**Short task:** Write out the full set of records exactly. Any pictures in them do not belong in the copy.
....
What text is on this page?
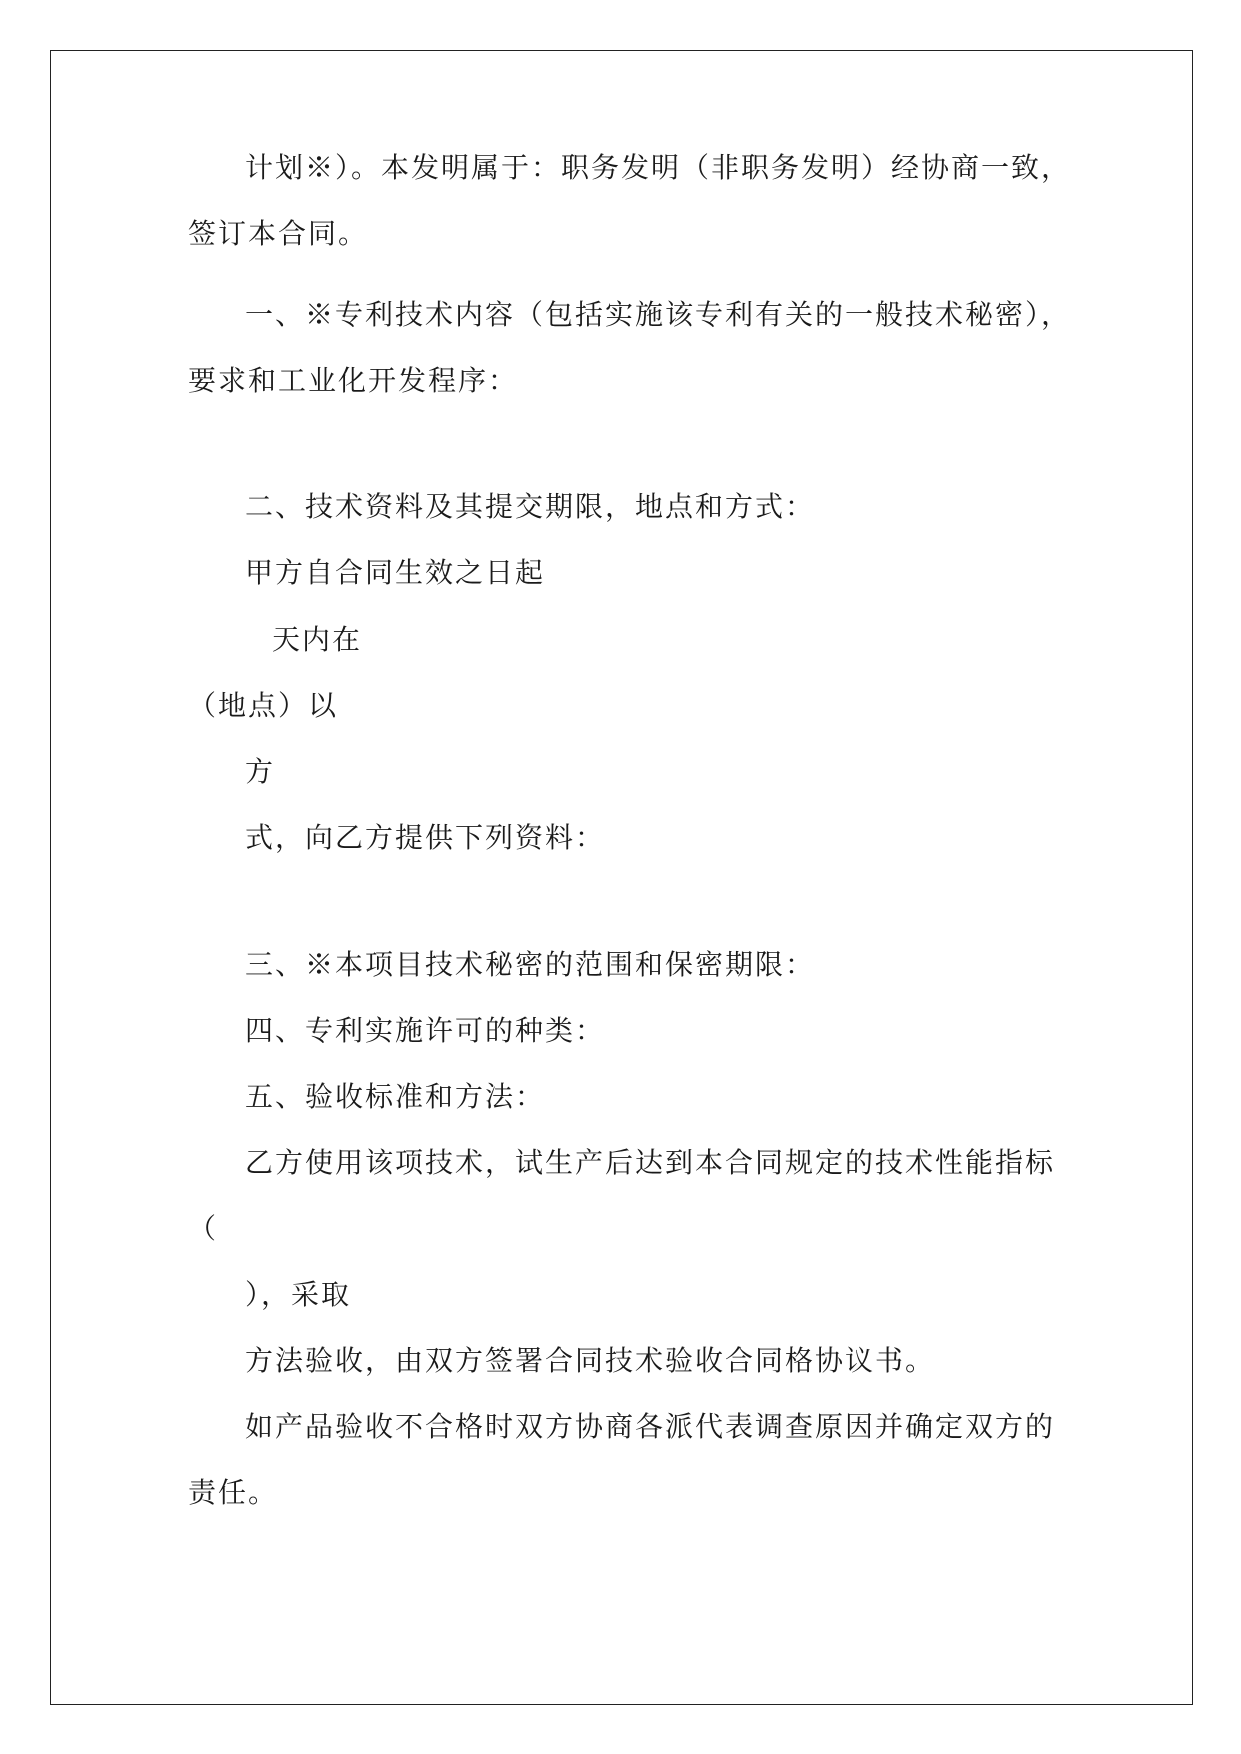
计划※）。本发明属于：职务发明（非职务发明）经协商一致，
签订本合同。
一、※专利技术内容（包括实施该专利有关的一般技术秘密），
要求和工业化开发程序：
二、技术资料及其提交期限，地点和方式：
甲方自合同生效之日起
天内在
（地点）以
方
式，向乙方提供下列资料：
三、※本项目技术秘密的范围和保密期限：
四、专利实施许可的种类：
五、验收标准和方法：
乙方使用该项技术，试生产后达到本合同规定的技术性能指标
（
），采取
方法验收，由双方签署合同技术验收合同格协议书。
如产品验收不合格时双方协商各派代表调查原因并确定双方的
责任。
....
**Answer to the exercise:**
What text is on this page?
计划※）。本发明属于：职务发明（非职务发明）经协商一致，
签订本合同。
一、※专利技术内容（包括实施该专利有关的一般技术秘密），
要求和工业化开发程序：
二、技术资料及其提交期限，地点和方式：
甲方自合同生效之日起
天内在
（地点）以
方
式，向乙方提供下列资料：
三、※本项目技术秘密的范围和保密期限：
四、专利实施许可的种类：
五、验收标准和方法：
乙方使用该项技术，试生产后达到本合同规定的技术性能指标
（
），采取
方法验收，由双方签署合同技术验收合同格协议书。
如产品验收不合格时双方协商各派代表调查原因并确定双方的
责任。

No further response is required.